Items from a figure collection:
□ □ □ □ □
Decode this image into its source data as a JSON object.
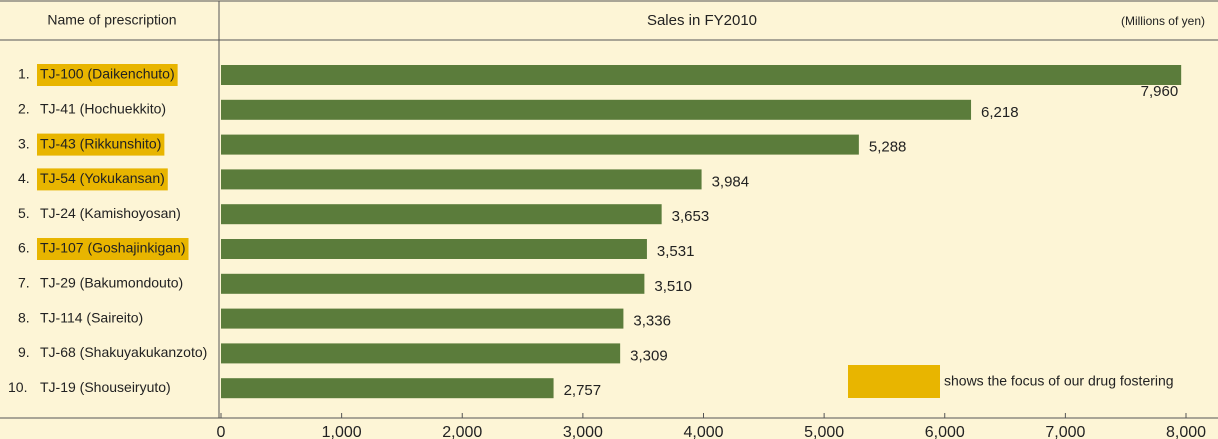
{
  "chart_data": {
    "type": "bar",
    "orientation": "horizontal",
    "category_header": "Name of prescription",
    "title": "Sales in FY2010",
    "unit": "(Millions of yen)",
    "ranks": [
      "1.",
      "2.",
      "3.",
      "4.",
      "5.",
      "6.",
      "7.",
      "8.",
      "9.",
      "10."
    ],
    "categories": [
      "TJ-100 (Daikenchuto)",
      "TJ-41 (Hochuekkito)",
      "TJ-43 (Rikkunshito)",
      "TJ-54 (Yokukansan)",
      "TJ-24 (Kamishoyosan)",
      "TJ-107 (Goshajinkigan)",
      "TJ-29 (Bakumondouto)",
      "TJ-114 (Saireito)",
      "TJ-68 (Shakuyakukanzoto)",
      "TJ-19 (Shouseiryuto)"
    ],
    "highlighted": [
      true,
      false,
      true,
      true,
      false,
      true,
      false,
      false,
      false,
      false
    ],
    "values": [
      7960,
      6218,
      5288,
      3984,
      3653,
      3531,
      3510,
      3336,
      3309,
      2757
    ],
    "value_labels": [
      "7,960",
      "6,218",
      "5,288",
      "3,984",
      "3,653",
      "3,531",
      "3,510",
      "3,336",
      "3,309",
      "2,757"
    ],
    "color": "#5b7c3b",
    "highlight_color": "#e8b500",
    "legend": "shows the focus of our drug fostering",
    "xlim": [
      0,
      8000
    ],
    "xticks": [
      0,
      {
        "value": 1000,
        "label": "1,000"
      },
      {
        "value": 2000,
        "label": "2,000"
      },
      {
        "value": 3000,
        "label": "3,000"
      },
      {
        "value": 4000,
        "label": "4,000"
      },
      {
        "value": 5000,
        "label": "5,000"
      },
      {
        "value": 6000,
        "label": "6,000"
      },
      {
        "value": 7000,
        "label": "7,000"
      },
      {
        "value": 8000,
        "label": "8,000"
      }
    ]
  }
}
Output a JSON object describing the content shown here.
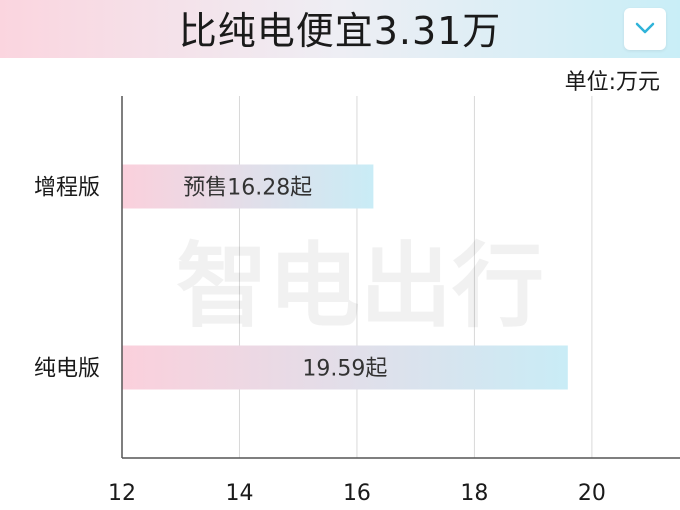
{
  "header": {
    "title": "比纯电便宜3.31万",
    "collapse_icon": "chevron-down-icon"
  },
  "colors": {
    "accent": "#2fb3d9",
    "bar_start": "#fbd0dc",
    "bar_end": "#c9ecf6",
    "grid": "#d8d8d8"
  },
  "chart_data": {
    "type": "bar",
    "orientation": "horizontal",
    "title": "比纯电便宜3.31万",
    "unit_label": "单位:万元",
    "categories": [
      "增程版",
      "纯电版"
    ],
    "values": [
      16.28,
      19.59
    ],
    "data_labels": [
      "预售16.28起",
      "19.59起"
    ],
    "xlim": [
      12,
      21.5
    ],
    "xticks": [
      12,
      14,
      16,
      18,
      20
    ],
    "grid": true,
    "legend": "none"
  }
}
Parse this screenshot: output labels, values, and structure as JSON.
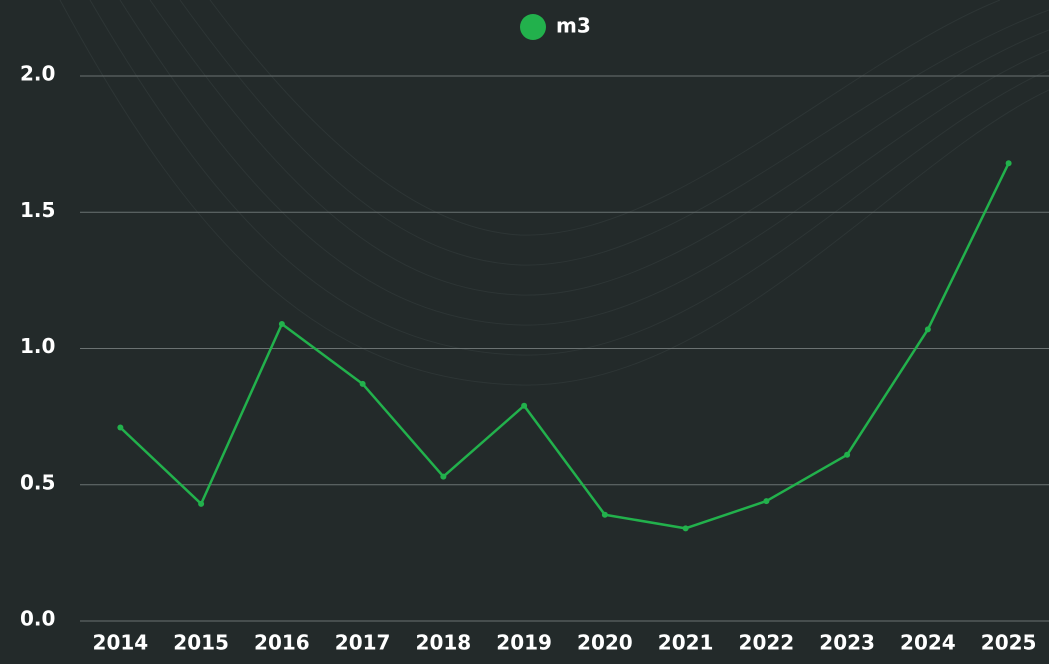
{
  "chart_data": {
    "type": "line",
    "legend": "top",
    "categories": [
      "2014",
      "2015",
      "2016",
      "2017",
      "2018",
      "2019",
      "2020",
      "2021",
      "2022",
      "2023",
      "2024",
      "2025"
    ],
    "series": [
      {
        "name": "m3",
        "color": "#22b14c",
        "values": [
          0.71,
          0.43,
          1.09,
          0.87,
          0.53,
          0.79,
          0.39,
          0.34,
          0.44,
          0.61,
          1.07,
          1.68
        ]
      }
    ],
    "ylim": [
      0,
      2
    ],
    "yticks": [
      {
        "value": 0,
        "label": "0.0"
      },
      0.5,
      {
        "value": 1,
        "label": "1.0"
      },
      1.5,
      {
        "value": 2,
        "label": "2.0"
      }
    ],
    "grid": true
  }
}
□ □ □ □ □
» **EXERCISE INSTRUCTIONS**: Work out how many lines of the data above hold the word "this", and write only the count.

» **SOLVED EXERCISE**: 2